Stored items from a collection:
(begin)

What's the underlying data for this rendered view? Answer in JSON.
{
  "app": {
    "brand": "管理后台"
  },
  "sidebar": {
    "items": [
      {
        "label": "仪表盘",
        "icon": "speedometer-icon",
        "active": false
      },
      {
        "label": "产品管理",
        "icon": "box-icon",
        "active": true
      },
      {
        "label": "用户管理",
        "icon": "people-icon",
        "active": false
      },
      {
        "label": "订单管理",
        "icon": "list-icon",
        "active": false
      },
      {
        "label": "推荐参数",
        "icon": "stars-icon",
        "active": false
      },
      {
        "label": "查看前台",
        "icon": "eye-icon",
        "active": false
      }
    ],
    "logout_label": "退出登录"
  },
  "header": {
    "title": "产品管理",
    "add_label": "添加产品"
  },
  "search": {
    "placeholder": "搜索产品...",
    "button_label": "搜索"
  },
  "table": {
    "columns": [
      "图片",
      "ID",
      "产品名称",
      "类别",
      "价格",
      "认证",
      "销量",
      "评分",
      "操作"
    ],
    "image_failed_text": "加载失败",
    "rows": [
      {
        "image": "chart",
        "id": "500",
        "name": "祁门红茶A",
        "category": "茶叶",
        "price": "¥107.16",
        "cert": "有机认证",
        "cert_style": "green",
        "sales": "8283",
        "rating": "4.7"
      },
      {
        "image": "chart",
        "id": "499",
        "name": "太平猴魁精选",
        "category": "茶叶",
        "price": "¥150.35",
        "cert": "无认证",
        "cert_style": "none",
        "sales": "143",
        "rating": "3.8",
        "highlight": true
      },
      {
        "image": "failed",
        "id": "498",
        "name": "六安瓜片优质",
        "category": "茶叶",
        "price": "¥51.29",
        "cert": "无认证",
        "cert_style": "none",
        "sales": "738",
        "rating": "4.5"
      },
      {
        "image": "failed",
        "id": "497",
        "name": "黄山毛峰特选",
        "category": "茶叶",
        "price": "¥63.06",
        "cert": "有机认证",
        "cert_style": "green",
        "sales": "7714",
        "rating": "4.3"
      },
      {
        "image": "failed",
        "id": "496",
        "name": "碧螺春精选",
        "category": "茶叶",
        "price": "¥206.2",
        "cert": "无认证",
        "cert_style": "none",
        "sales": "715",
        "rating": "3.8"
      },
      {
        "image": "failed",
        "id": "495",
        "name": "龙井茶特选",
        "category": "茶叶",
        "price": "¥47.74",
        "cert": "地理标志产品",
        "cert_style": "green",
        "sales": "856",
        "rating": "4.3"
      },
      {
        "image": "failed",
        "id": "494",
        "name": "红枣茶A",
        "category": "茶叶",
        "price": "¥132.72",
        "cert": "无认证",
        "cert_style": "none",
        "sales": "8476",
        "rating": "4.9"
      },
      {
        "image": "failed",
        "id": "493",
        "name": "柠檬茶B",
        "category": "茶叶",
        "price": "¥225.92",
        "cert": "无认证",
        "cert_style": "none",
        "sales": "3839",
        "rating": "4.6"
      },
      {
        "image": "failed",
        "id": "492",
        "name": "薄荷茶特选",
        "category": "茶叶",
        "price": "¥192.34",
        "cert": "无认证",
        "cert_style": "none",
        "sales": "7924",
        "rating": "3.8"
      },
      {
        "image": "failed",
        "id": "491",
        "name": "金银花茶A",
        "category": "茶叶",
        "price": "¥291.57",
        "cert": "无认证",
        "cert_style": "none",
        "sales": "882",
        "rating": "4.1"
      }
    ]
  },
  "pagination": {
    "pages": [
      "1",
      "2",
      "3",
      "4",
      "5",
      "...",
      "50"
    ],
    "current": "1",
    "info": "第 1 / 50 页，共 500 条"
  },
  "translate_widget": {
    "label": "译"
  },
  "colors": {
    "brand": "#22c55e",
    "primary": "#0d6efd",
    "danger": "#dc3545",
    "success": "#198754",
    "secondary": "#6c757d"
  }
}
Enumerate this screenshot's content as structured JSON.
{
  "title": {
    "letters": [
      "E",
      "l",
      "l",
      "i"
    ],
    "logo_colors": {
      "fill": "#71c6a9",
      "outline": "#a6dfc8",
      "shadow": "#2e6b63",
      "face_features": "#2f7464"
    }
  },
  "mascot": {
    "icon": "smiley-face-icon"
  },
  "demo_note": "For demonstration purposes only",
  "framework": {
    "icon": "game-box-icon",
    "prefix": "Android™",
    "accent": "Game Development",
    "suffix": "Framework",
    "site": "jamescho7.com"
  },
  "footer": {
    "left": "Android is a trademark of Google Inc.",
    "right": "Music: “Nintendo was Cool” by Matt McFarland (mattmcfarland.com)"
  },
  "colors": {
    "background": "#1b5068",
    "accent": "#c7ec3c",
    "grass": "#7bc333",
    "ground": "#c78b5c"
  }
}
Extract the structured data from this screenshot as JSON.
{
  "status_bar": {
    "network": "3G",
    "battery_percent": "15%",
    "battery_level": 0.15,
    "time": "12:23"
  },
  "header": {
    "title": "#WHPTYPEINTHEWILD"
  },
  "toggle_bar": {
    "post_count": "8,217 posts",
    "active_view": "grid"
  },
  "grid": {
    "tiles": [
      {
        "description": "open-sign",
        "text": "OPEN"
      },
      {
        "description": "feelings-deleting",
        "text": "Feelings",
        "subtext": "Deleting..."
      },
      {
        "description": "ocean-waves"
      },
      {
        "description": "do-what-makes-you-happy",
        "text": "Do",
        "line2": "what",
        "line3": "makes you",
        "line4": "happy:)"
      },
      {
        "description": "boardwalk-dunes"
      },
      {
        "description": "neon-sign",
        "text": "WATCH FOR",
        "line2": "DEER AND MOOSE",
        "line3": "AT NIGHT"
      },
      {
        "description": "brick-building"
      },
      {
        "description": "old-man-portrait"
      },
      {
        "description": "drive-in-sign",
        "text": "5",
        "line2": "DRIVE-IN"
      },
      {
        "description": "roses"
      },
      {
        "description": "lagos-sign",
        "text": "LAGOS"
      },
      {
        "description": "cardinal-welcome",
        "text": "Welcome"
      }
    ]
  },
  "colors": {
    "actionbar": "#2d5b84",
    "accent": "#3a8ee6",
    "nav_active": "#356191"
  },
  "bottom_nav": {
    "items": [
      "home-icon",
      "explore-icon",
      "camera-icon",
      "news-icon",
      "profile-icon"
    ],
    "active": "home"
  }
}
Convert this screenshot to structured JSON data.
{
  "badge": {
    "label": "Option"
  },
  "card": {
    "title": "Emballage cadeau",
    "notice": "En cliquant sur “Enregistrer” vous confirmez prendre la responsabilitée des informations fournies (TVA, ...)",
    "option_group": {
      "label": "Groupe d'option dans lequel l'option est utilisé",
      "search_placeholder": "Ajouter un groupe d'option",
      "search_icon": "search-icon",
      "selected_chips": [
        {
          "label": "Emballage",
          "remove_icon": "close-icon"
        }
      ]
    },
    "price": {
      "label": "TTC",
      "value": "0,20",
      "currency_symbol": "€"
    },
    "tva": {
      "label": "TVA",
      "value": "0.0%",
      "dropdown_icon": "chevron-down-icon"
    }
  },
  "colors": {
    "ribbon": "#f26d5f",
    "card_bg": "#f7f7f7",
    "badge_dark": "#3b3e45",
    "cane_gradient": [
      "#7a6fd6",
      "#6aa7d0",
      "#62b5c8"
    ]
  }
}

(end)

Return every line above that contains the word "price".

### Answer for this exercise
        "price": "¥107.16",
        "price": "¥150.35",
        "price": "¥51.29",
        "price": "¥63.06",
        "price": "¥206.2",
        "price": "¥47.74",
        "price": "¥132.72",
        "price": "¥225.92",
        "price": "¥192.34",
        "price": "¥291.57",
    "price": {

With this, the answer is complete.